#### TEXT FOR ANALYSIS
※

On 3 Mar 2012, at 12:24 PM, Jens Alfke wrote:
> On Mar 3, 2012, at 11:28 AM, Dave Keck wrote:
> 
>> The buffer needs to remain intact until the NSString/NSData object is 
>> deallocated.
> 
> True; but a strict interpretation of this is that the buffer can _never_ be 
> destroyed, because you can never predict with 100% accuracy when an object is 
> going to be deallocated. (as discussed in all those “why -retainCount is 
> useless for debugging” threads.)

The other big use I have for -...withBytesNoCopy:, though, is referencing a 
statically allocated buffer, like a big table of data that's in my text 
segment. In that case, I *do* want the implementation to assume that the buffer 
is available indefinitely and make use of it as much as it can.

※

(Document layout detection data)
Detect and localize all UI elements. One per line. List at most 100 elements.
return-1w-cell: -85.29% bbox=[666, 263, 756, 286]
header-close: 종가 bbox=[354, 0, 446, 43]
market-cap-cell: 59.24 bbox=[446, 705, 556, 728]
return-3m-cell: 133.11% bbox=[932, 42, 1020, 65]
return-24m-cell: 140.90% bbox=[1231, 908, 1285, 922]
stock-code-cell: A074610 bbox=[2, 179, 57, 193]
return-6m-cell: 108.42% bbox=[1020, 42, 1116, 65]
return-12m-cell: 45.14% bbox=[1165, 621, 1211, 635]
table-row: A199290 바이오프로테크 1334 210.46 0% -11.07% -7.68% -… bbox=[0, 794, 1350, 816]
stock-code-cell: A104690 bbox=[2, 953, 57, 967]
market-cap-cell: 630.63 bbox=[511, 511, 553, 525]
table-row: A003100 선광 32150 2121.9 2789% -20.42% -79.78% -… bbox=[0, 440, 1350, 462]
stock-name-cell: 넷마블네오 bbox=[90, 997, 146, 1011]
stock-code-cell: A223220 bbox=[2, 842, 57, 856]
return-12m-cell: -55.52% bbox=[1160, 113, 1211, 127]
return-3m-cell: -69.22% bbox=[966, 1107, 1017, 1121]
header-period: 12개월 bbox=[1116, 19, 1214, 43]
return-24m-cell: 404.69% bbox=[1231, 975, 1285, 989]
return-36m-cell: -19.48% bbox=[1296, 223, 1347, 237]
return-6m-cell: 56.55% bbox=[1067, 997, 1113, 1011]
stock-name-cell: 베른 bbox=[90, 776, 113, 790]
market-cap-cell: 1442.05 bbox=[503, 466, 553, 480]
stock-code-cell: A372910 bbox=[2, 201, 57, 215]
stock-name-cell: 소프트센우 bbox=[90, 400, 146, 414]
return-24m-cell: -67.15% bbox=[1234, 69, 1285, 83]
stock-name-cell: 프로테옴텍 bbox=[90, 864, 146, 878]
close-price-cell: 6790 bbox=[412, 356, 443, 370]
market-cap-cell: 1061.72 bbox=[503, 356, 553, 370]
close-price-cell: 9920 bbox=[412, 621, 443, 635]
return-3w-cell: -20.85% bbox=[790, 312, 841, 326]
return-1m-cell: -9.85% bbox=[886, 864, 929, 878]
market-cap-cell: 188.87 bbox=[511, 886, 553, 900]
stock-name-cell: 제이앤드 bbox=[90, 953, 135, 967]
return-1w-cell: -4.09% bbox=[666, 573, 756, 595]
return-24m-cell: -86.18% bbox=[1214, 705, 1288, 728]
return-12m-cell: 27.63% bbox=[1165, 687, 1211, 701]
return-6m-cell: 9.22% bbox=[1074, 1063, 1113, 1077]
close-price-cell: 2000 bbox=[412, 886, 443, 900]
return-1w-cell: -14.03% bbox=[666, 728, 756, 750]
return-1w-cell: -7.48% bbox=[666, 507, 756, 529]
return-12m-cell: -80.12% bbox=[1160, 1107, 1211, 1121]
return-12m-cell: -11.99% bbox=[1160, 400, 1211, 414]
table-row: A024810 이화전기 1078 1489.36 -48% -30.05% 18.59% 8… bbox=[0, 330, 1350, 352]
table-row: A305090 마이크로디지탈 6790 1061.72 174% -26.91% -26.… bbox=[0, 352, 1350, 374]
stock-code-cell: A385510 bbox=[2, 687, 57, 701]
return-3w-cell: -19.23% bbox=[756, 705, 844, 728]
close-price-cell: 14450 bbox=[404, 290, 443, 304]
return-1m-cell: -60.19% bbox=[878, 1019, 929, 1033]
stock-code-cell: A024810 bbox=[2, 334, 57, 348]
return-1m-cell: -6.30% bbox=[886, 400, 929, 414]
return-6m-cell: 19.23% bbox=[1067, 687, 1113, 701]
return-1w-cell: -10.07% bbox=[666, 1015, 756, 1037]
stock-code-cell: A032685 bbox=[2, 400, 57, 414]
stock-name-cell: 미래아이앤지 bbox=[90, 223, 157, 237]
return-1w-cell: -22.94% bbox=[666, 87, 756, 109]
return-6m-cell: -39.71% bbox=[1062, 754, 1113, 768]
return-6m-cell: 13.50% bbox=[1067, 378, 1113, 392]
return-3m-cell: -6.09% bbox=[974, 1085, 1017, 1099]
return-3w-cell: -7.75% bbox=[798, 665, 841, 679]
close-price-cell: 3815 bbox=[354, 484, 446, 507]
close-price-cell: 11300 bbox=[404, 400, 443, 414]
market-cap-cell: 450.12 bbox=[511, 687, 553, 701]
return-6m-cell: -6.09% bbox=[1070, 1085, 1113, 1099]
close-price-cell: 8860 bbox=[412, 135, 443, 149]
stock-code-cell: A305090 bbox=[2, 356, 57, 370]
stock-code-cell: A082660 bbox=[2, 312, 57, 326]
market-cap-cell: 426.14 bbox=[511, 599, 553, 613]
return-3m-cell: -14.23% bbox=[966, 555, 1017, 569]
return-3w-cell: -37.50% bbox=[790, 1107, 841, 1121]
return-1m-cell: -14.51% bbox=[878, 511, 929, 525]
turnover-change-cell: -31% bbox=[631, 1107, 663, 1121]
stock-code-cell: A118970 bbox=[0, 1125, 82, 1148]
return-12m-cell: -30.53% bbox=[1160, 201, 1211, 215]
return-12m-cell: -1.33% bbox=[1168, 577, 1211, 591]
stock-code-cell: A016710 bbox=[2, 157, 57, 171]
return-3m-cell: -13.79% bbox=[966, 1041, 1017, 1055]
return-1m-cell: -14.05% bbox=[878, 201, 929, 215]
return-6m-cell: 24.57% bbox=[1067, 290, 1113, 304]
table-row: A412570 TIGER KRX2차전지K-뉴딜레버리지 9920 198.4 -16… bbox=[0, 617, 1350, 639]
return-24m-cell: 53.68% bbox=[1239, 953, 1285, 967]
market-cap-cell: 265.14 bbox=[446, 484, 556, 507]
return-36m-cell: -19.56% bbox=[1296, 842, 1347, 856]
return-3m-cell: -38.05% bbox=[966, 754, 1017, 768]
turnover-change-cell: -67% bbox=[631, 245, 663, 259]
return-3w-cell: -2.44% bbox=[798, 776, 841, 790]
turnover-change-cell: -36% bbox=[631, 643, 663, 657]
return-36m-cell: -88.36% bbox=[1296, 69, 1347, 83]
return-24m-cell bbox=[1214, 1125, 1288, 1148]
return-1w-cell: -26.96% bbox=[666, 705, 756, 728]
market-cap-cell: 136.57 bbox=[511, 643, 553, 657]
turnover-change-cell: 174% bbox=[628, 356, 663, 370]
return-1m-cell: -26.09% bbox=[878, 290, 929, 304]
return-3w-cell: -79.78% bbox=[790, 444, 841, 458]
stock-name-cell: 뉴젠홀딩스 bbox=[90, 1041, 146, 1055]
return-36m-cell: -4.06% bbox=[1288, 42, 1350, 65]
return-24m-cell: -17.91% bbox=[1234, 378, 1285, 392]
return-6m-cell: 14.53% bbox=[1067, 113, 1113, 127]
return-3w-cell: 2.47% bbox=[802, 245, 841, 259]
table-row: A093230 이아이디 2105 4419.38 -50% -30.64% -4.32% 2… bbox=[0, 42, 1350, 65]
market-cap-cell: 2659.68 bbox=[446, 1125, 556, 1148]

※

#### ACTIVITY 1
Output the passage of the message about NSString/NSData buffers from "The other big" up to and including "much as it can.".
#### ACTIVITY 2
Translate this sentence from the message about NSString/NSData buffers into Spanish: "In that case, I *do* want the implementation to assume that the buffer is available indefinitely and make use of it as much as it can."
#### ACTIVITY 3
Write the next part of the message about NSString/NSData buffers, starting after its last sentence.
The entries are separate material, unrelated to the message about NSString/NSData buffers.

#### ANSWER SECTION 1
The other big use I have for -...withBytesNoCopy:, though, is referencing a 
statically allocated buffer, like a big table of data that's in my text 
segment. In that case, I *do* want the implementation to assume that the buffer 
is available indefinitely and make use of it as much as it can.

#### ANSWER SECTION 2
En ese caso, *sí* quiero que la implementación suponga que el búfer está disponible indefinidamente y lo aproveche tanto como pueda.

#### ANSWER SECTION 3
In the rare situation that I have a buffer with a finite lifetime and don't 
want the overhead of copying into a malloc buffer (memory-to-memory copies 
don't seem to show up on my profile data much any more), I've made a custom 
NSData subclass to hold it. That instance is properly retain-counted until the 
last reference to the buffer goes away, and it can do whatever cleanup is 
appropriate. This seems like the Right Way To Do It to me, though it does seem 
like an overly large hammer for a small problem.